## Requirements
Repeat the material verbatim. Images are excluded from the copy.

## Stored records
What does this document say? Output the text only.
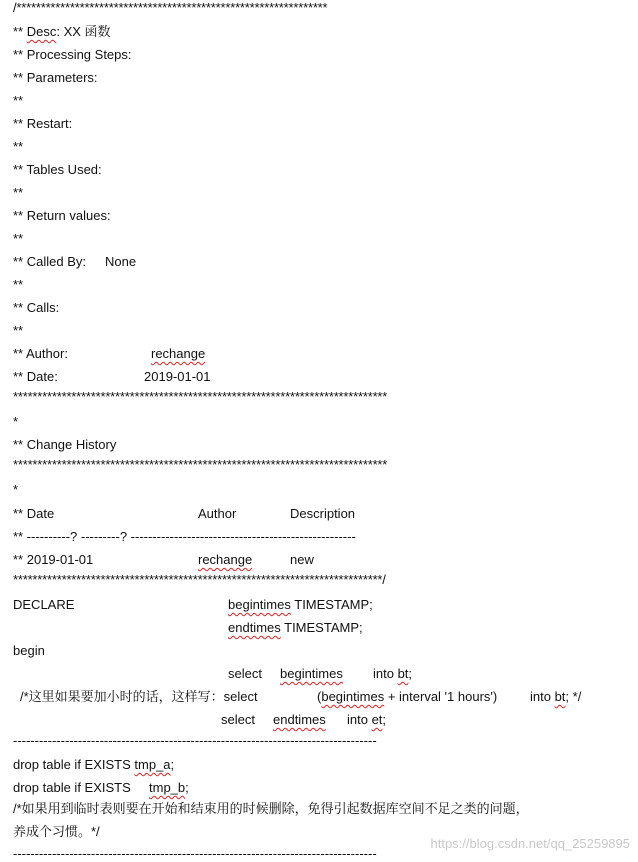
/****************************************************************
** Desc: XX 函数
** Processing Steps:
** Parameters:
**
** Restart:
**
** Tables Used:
**
** Return values:
**
** Called By: None
**
** Calls:
**
** Author:	rechange
** Date:	2019-01-01
*****************************************************************************
*
** Change History
*****************************************************************************
*
** Date	Author	Description
** ----------? ---------? ----------------------------------------------------
** 2019-01-01	rechange	new
****************************************************************************/
DECLARE	begintimes TIMESTAMP;
endtimes TIMESTAMP;
begin
select begintimes into bt;
/*这里如果要加小时的话，这样写：select	(begintimes + interval '1 hours')	into bt; */
select endtimes into et;
------------------------------------------------------------------------------------
drop table if EXISTS tmp_a;
drop table if EXISTS tmp_b;
/*如果用到临时表则要在开始和结束用的时候删除，免得引起数据库空间不足之类的问题，
养成个习惯。*/
------------------------------------------------------------------------------------
https://blog.csdn.net/qq_25259895
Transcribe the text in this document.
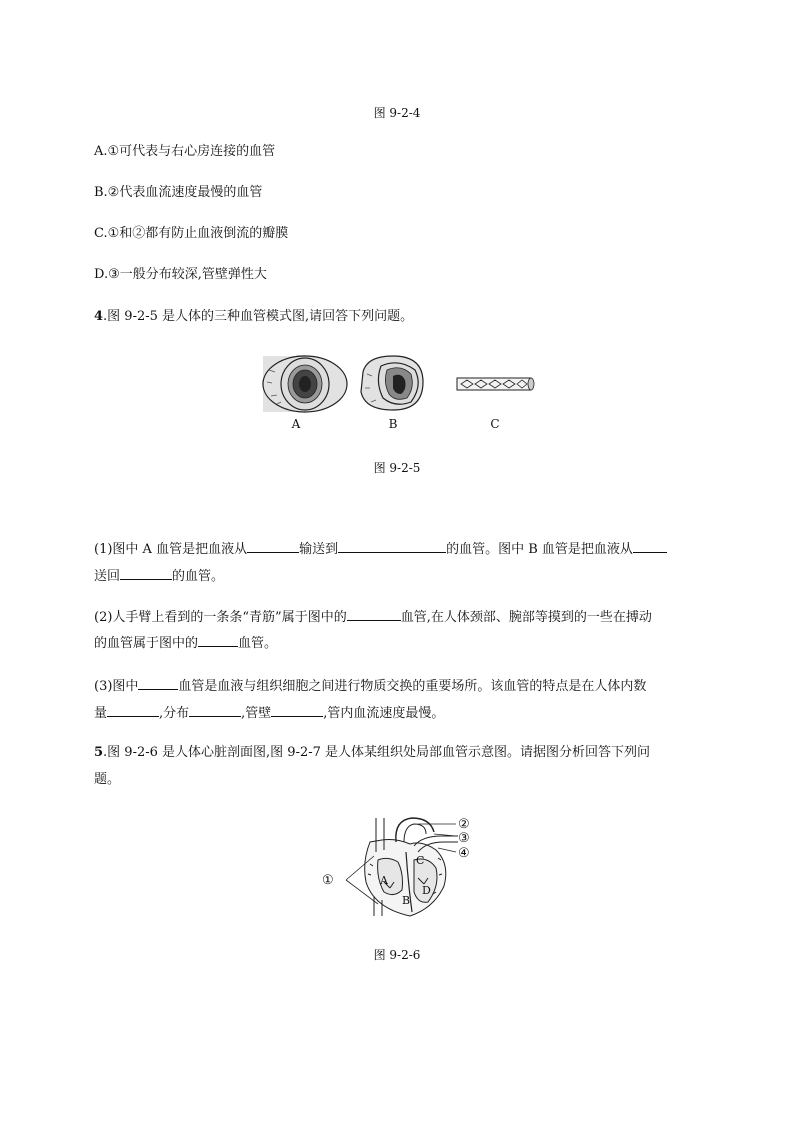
图 9-2-4
A.①可代表与右心房连接的血管
B.②代表血流速度最慢的血管
C.①和②都有防止血液倒流的瓣膜
D.③一般分布较深,管壁弹性大
4.图 9-2-5 是人体的三种血管模式图,请回答下列问题。
A	B	C
图 9-2-5
(1)图中 A 血管是把血液从	输送到	的血管。图中 B 血管是把血液从
送回	的血管。
(2)人手臂上看到的一条条“青筋”属于图中的	血管,在人体颈部、腕部等摸到的一些在搏动
的血管属于图中的	血管。
(3)图中	血管是血液与组织细胞之间进行物质交换的重要场所。该血管的特点是在人体内数
量	,分布	,管壁	,管内血流速度最慢。
5.图 9-2-6 是人体心脏剖面图,图 9-2-7 是人体某组织处局部血管示意图。请据图分析回答下列问
题。
①
②
③
④
A
B
C
D
图 9-2-6
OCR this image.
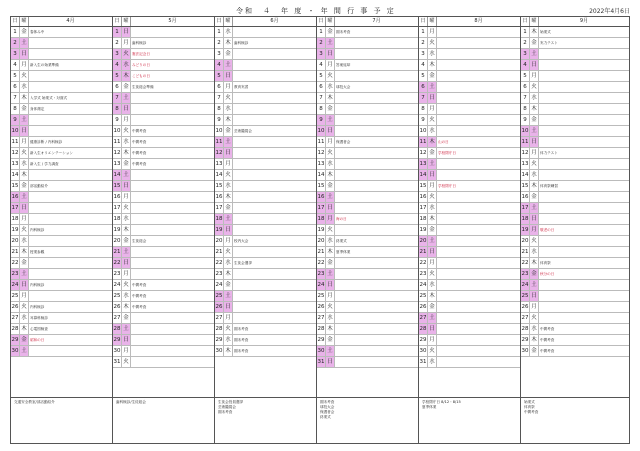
令和　４　年 度 ・ 年 間 行 事 予 定	2022年4月6日
日 曜	4月
1 金 春休み中
2 土
3 日
4 月 新入生の始業準備
5 火
6 水
7 木 入学式 始業式・対面式
8 金 身体測定
9 土
10 日
11 月 健康診断 / 内科検診
12 火 新入生オリエンテーション
13 水 新入生 / 学力調査
14 木
15 金 部活動紹介
16 土
17 日
18 月
19 火 内科検診
20 水
21 木 授業参観
22 金
23 土
24 日 内科検診
25 月
26 火 内科検診
27 水 耳鼻科検診
28 木 心電図検査
29 金 昭和の日
30 土
日 曜	5月
1 日
2 月 歯科検診
3 火 憲法記念日
4 水 みどりの日
5 木 こどもの日
6 金 生徒総会準備
7 土
8 日
9 月
10 火 中間考査
11 水 中間考査
12 木 中間考査
13 金 中間考査
14 土
15 日
16 月
17 火
18 水
19 木
20 金 生徒総会
21 土
22 日
23 月
24 火 中間考査
25 水 中間考査
26 木 中間考査
27 金
28 土
29 日
30 月
31 火
日 曜	6月
1 水
2 木 歯科検診
3 金
4 土
5 日
6 月 教育実習
7 火
8 水
9 木
10 金 芸術鑑賞会
11 土
12 日
13 月
14 火
15 水
16 木
17 金
18 土
19 日
20 月 校内大会
21 火
22 水 生徒会選挙
23 木
24 金
25 土
26 日
27 月
28 火 期末考査
29 水 期末考査
30 木 期末考査
日 曜	7月
1 金 期末考査
2 土
3 日
4 月 答案返却
5 火
6 水 球技大会
7 木
8 金
9 土
10 日
11 月 保護者会
12 火
13 水
14 木
15 金
16 土
17 日
18 月 海の日
19 火
20 水 終業式
21 木 夏季休業
22 金
23 土
24 日
25 月
26 火
27 水
28 木
29 金
30 土
31 日
日 曜	8月
1 月
2 火
3 水
4 木
5 金
6 土
7 日
8 月
9 火
10 水
11 木 山の日
12 金 学校閉庁日
13 土
14 日
15 月 学校閉庁日
16 火
17 水
18 木
19 金
20 土
21 日
22 月
23 火
24 水
25 木
26 金
27 土
28 日
29 月
30 火
31 水
日 曜	9月
1 木 始業式
2 金 実力テスト
3 土
4 日
5 月
6 火
7 水
8 木
9 金
10 土
11 日
12 月 体力テスト
13 火
14 水
15 木 体育祭練習
16 金
17 土
18 日
19 月 敬老の日
20 火
21 水
22 木 体育祭
23 金 秋分の日
24 土
25 日
26 月
27 火
28 水 中間考査
29 木 中間考査
30 金 中間考査
交通安全教室/部活動紹介	歯科検診/生徒総会	生徒会役員選挙
芸術鑑賞会
期末考査
期末考査
球技大会
保護者会
終業式
学校閉庁日 8/12・8/15
夏季休業
始業式
体育祭
中間考査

## Full output
What does this document say? Output the text only.
/****************************************************************
** Desc: XX 函数
** Processing Steps:
** Parameters:
**
** Restart:
**
** Tables Used:
**
** Return values:
**
** Called By: None
**
** Calls:
**
** Author:	rechange
** Date:	2019-01-01
*****************************************************************************
*
** Change History
*****************************************************************************
*
** Date	Author	Description
** ----------? ---------? ----------------------------------------------------
** 2019-01-01	rechange	new
****************************************************************************/
DECLARE	begintimes TIMESTAMP;
endtimes TIMESTAMP;
begin
select begintimes into bt;
/*这里如果要加小时的话，这样写：select	(begintimes + interval '1 hours')	into bt; */
select endtimes into et;
------------------------------------------------------------------------------------
drop table if EXISTS tmp_a;
drop table if EXISTS tmp_b;
/*如果用到临时表则要在开始和结束用的时候删除，免得引起数据库空间不足之类的问题，
养成个习惯。*/
------------------------------------------------------------------------------------
https://blog.csdn.net/qq_25259895
Transcribe the text in this document.
图 9-2-4
A.①可代表与右心房连接的血管
B.②代表血流速度最慢的血管
C.①和②都有防止血液倒流的瓣膜
D.③一般分布较深,管壁弹性大
4.图 9-2-5 是人体的三种血管模式图,请回答下列问题。
A	B	C
图 9-2-5
(1)图中 A 血管是把血液从	输送到	的血管。图中 B 血管是把血液从
送回	的血管。
(2)人手臂上看到的一条条“青筋”属于图中的	血管,在人体颈部、腕部等摸到的一些在搏动
的血管属于图中的	血管。
(3)图中	血管是血液与组织细胞之间进行物质交换的重要场所。该血管的特点是在人体内数
量	,分布	,管壁	,管内血流速度最慢。
5.图 9-2-6 是人体心脏剖面图,图 9-2-7 是人体某组织处局部血管示意图。请据图分析回答下列问
题。
①
②
③
④
A
B
C
D
图 9-2-6
OCR this image.
令和　４　年 度 ・ 年 間 行 事 予 定	2022年4月6日
日 曜	4月
1 金 春休み中
2 土
3 日
4 月 新入生の始業準備
5 火
6 水
7 木 入学式 始業式・対面式
8 金 身体測定
9 土
10 日
11 月 健康診断 / 内科検診
12 火 新入生オリエンテーション
13 水 新入生 / 学力調査
14 木
15 金 部活動紹介
16 土
17 日
18 月
19 火 内科検診
20 水
21 木 授業参観
22 金
23 土
24 日 内科検診
25 月
26 火 内科検診
27 水 耳鼻科検診
28 木 心電図検査
29 金 昭和の日
30 土
日 曜	5月
1 日
2 月 歯科検診
3 火 憲法記念日
4 水 みどりの日
5 木 こどもの日
6 金 生徒総会準備
7 土
8 日
9 月
10 火 中間考査
11 水 中間考査
12 木 中間考査
13 金 中間考査
14 土
15 日
16 月
17 火
18 水
19 木
20 金 生徒総会
21 土
22 日
23 月
24 火 中間考査
25 水 中間考査
26 木 中間考査
27 金
28 土
29 日
30 月
31 火
日 曜	6月
1 水
2 木 歯科検診
3 金
4 土
5 日
6 月 教育実習
7 火
8 水
9 木
10 金 芸術鑑賞会
11 土
12 日
13 月
14 火
15 水
16 木
17 金
18 土
19 日
20 月 校内大会
21 火
22 水 生徒会選挙
23 木
24 金
25 土
26 日
27 月
28 火 期末考査
29 水 期末考査
30 木 期末考査
日 曜	7月
1 金 期末考査
2 土
3 日
4 月 答案返却
5 火
6 水 球技大会
7 木
8 金
9 土
10 日
11 月 保護者会
12 火
13 水
14 木
15 金
16 土
17 日
18 月 海の日
19 火
20 水 終業式
21 木 夏季休業
22 金
23 土
24 日
25 月
26 火
27 水
28 木
29 金
30 土
31 日
日 曜	8月
1 月
2 火
3 水
4 木
5 金
6 土
7 日
8 月
9 火
10 水
11 木 山の日
12 金 学校閉庁日
13 土
14 日
15 月 学校閉庁日
16 火
17 水
18 木
19 金
20 土
21 日
22 月
23 火
24 水
25 木
26 金
27 土
28 日
29 月
30 火
31 水
日 曜	9月
1 木 始業式
2 金 実力テスト
3 土
4 日
5 月
6 火
7 水
8 木
9 金
10 土
11 日
12 月 体力テスト
13 火
14 水
15 木 体育祭練習
16 金
17 土
18 日
19 月 敬老の日
20 火
21 水
22 木 体育祭
23 金 秋分の日
24 土
25 日
26 月
27 火
28 水 中間考査
29 木 中間考査
30 金 中間考査
交通安全教室/部活動紹介	歯科検診/生徒総会	生徒会役員選挙
芸術鑑賞会
期末考査
期末考査
球技大会
保護者会
終業式
学校閉庁日 8/12・8/15
夏季休業
始業式
体育祭
中間考査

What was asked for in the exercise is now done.